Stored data
○ ○ ○ ○

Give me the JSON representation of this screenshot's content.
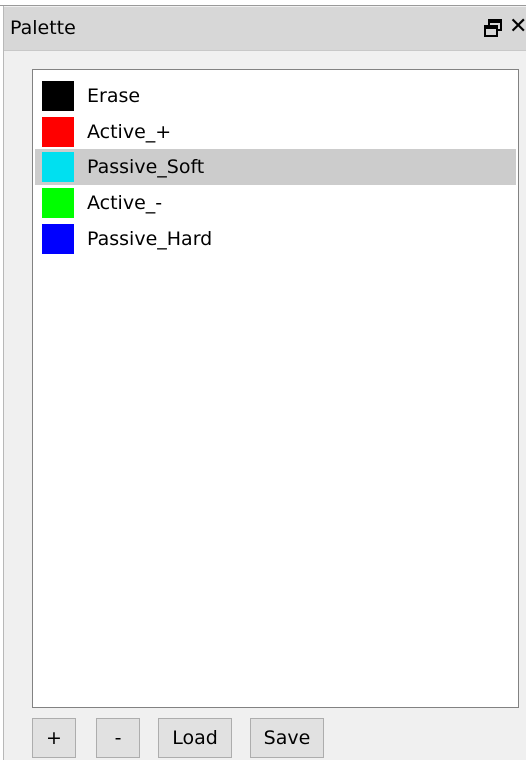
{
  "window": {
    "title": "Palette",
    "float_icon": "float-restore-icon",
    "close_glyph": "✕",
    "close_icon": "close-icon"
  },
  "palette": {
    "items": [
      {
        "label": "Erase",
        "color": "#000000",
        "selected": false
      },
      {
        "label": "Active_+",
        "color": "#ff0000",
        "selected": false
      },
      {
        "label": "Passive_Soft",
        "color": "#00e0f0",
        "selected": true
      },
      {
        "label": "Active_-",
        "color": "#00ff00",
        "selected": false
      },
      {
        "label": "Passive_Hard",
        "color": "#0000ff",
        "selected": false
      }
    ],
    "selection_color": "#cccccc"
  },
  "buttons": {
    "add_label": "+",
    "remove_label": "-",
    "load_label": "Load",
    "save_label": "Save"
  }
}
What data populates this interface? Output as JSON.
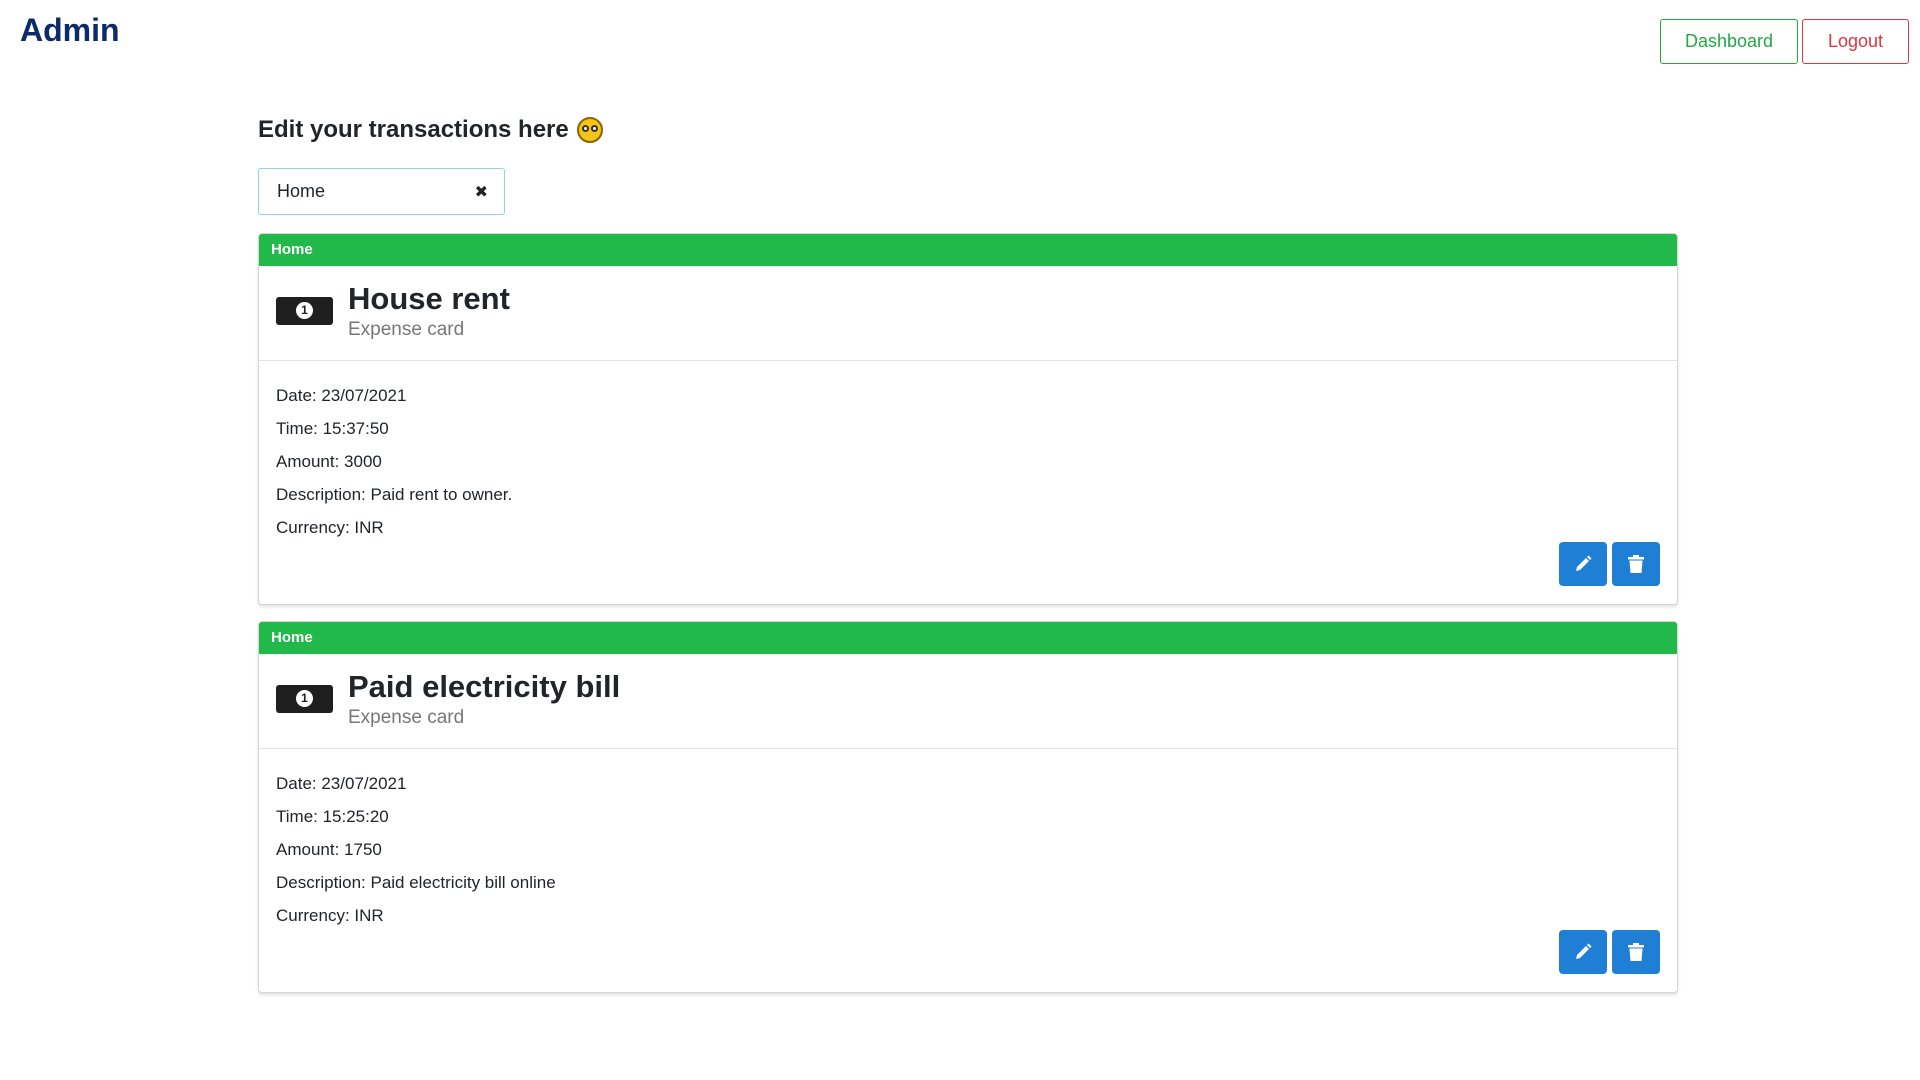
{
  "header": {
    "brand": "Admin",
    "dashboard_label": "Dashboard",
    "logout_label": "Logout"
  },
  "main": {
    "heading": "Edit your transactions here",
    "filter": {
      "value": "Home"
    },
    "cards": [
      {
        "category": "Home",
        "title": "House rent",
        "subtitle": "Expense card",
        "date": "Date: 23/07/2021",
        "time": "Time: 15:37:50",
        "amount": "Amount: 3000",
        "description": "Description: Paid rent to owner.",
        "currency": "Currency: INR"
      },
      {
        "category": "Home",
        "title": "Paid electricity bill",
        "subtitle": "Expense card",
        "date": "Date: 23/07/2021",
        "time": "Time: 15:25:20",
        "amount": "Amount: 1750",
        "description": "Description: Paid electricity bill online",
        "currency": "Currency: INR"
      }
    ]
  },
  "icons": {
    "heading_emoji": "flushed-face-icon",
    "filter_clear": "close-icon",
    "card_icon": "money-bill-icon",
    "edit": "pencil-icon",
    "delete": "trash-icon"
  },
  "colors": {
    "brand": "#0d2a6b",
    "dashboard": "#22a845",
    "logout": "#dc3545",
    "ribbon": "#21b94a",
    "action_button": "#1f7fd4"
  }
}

○ ○ ○ ○

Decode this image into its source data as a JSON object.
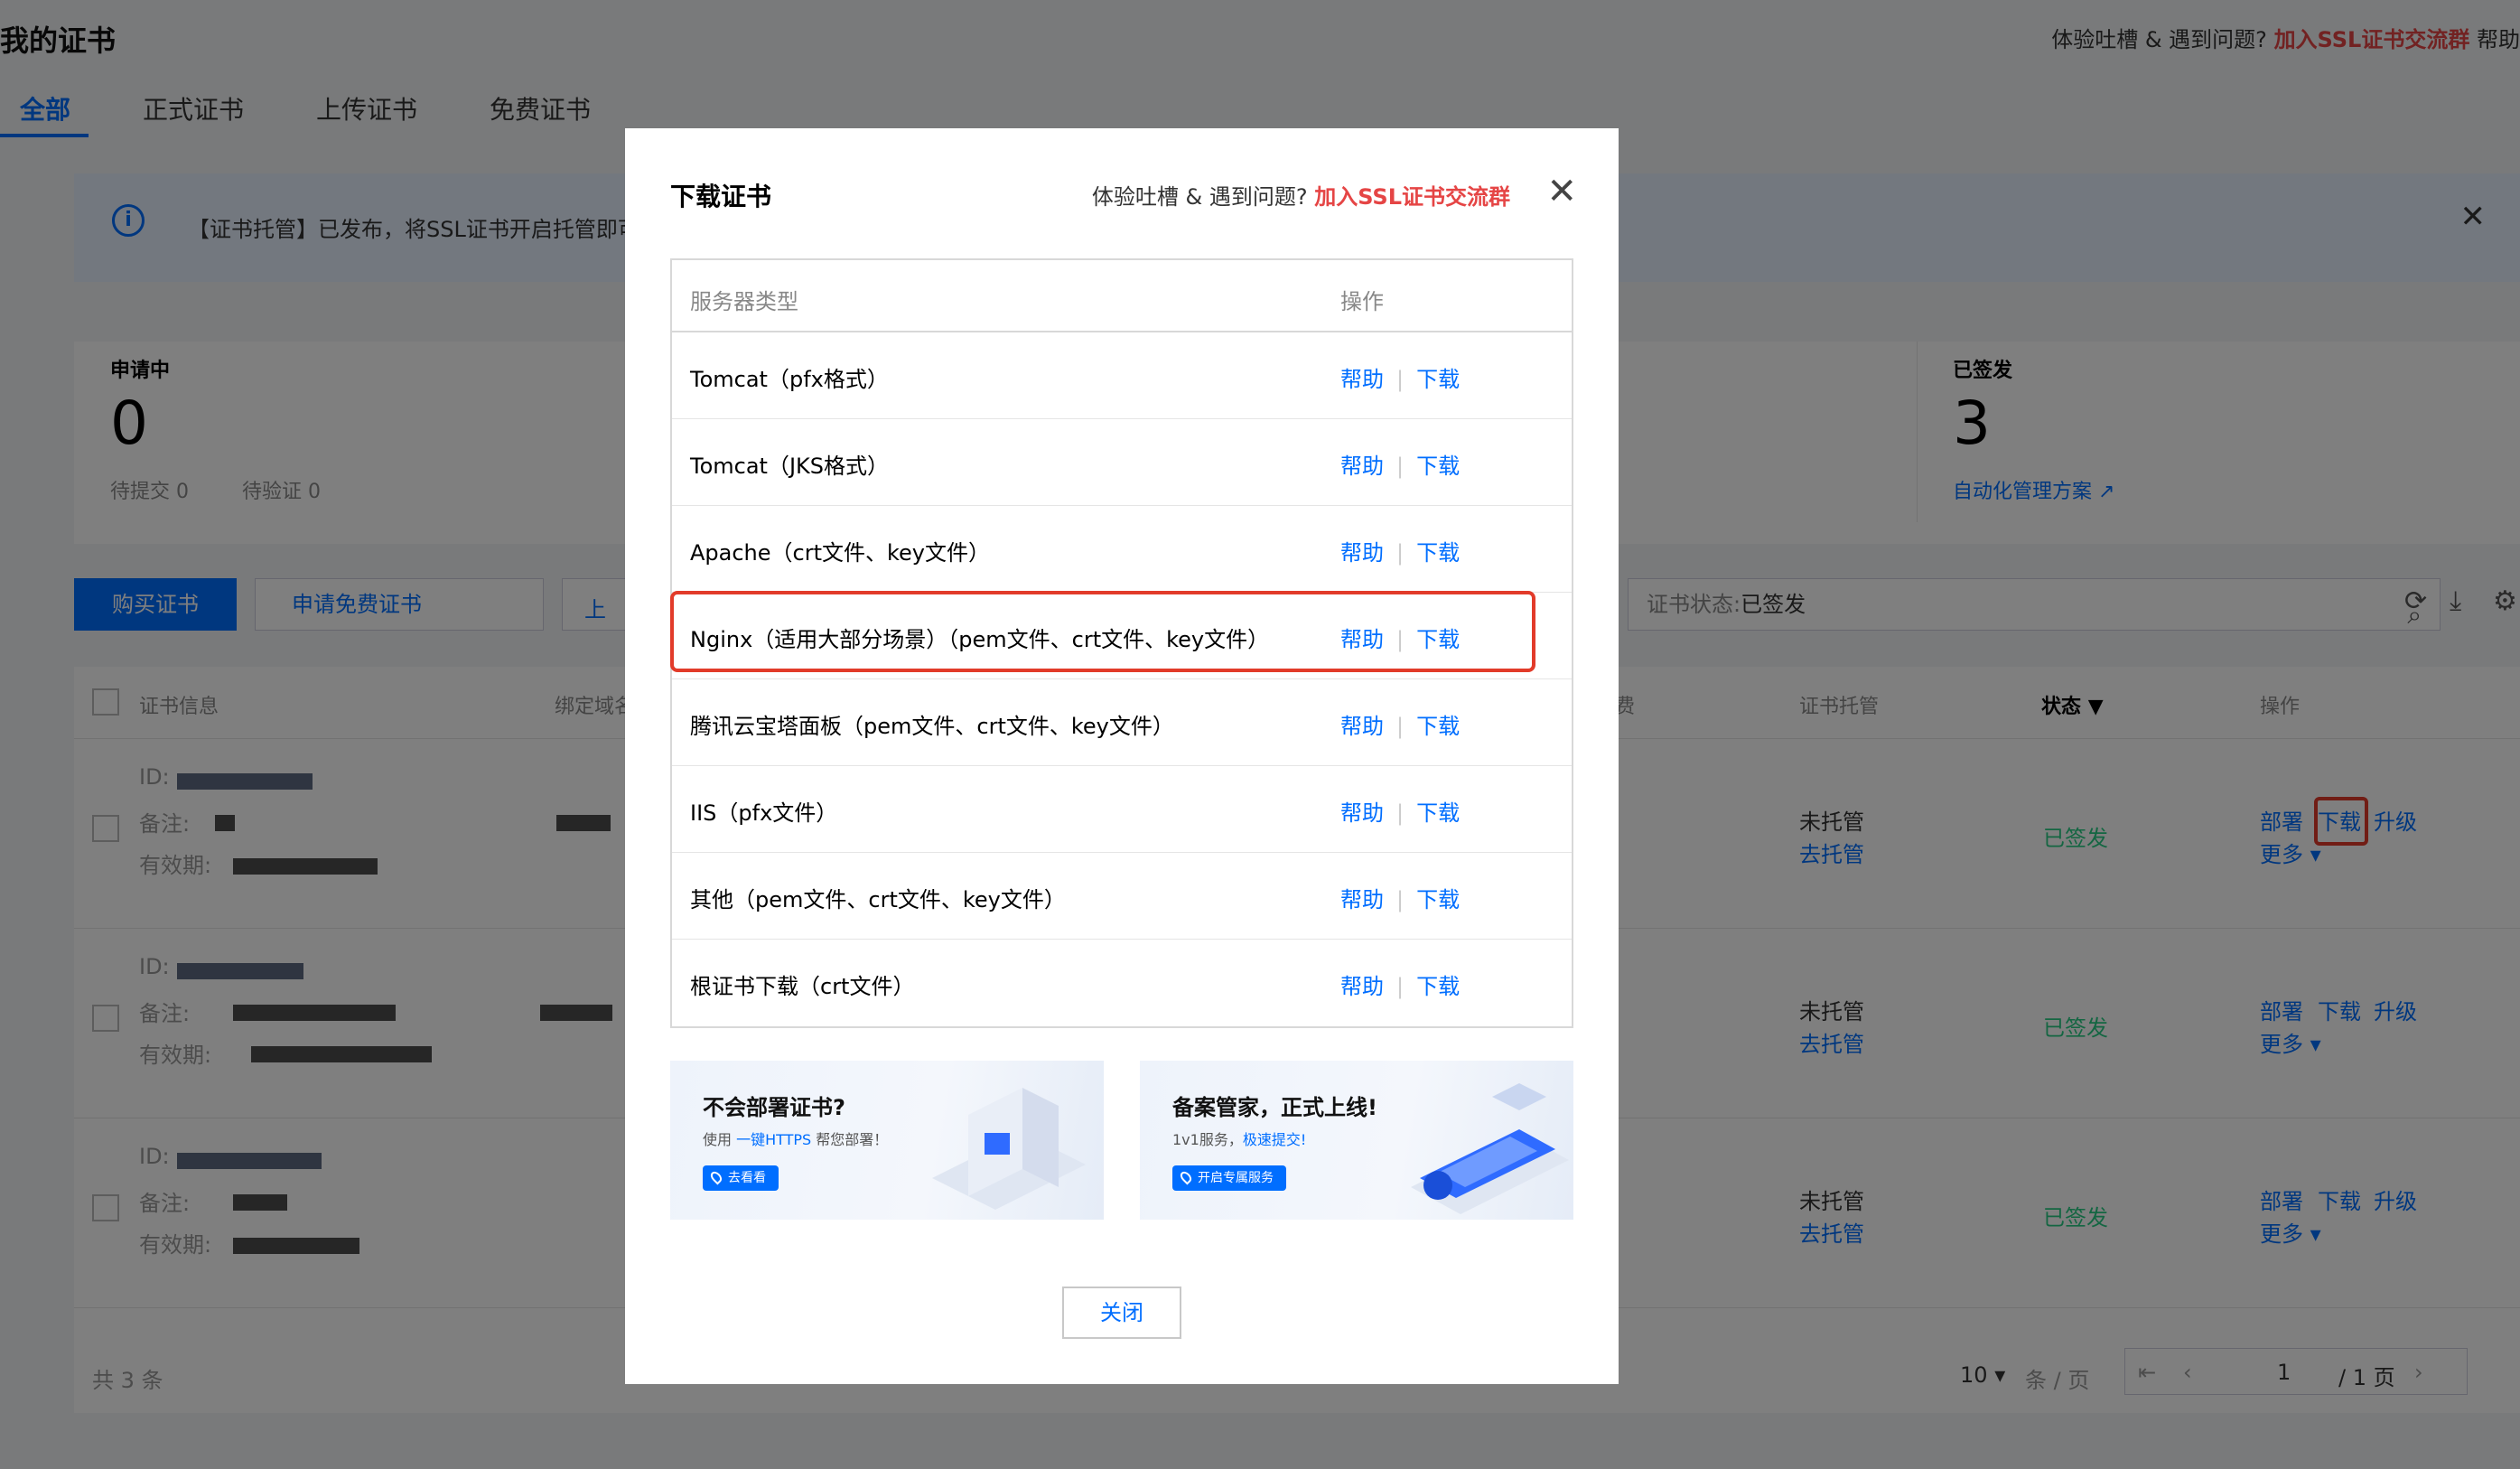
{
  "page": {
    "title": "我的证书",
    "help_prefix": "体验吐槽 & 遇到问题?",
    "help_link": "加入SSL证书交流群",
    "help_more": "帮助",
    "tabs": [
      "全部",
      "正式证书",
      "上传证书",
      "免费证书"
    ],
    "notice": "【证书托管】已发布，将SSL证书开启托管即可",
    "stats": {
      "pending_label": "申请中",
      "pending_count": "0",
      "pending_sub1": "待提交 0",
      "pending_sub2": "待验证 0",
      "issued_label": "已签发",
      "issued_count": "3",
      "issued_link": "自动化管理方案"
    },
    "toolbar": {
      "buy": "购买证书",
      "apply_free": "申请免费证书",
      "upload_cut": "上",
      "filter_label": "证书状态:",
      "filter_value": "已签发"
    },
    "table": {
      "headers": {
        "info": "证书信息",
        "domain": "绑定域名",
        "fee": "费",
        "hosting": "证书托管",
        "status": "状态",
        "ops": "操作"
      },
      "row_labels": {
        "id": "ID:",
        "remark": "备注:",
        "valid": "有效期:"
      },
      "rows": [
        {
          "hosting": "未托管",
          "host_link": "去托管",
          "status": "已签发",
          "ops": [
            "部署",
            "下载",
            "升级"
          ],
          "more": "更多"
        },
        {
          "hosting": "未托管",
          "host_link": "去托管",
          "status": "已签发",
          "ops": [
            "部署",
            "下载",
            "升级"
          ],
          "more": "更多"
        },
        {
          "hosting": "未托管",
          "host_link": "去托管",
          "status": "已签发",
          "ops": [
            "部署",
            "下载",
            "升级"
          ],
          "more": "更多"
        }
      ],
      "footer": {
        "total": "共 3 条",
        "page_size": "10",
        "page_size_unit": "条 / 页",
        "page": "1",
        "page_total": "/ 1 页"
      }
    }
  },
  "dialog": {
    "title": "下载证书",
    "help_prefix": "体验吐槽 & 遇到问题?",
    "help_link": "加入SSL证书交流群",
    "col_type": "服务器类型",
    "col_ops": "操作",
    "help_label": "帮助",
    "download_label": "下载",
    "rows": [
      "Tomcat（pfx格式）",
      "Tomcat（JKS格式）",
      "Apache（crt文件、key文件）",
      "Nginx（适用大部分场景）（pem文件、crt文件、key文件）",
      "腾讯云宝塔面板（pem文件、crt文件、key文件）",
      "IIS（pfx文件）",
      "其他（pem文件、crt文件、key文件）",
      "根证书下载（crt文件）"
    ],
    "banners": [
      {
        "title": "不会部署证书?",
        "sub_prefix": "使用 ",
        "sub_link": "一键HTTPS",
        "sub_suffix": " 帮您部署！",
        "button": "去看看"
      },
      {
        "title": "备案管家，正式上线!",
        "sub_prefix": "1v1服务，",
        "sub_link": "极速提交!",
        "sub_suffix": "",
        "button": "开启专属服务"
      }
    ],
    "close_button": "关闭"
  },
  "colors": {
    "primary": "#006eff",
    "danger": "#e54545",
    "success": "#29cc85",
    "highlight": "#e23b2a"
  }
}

○ ○ ○ ○

#### Brief:
Give the number of lines in the data that contain "bill", with no other words.

#### Written response:
3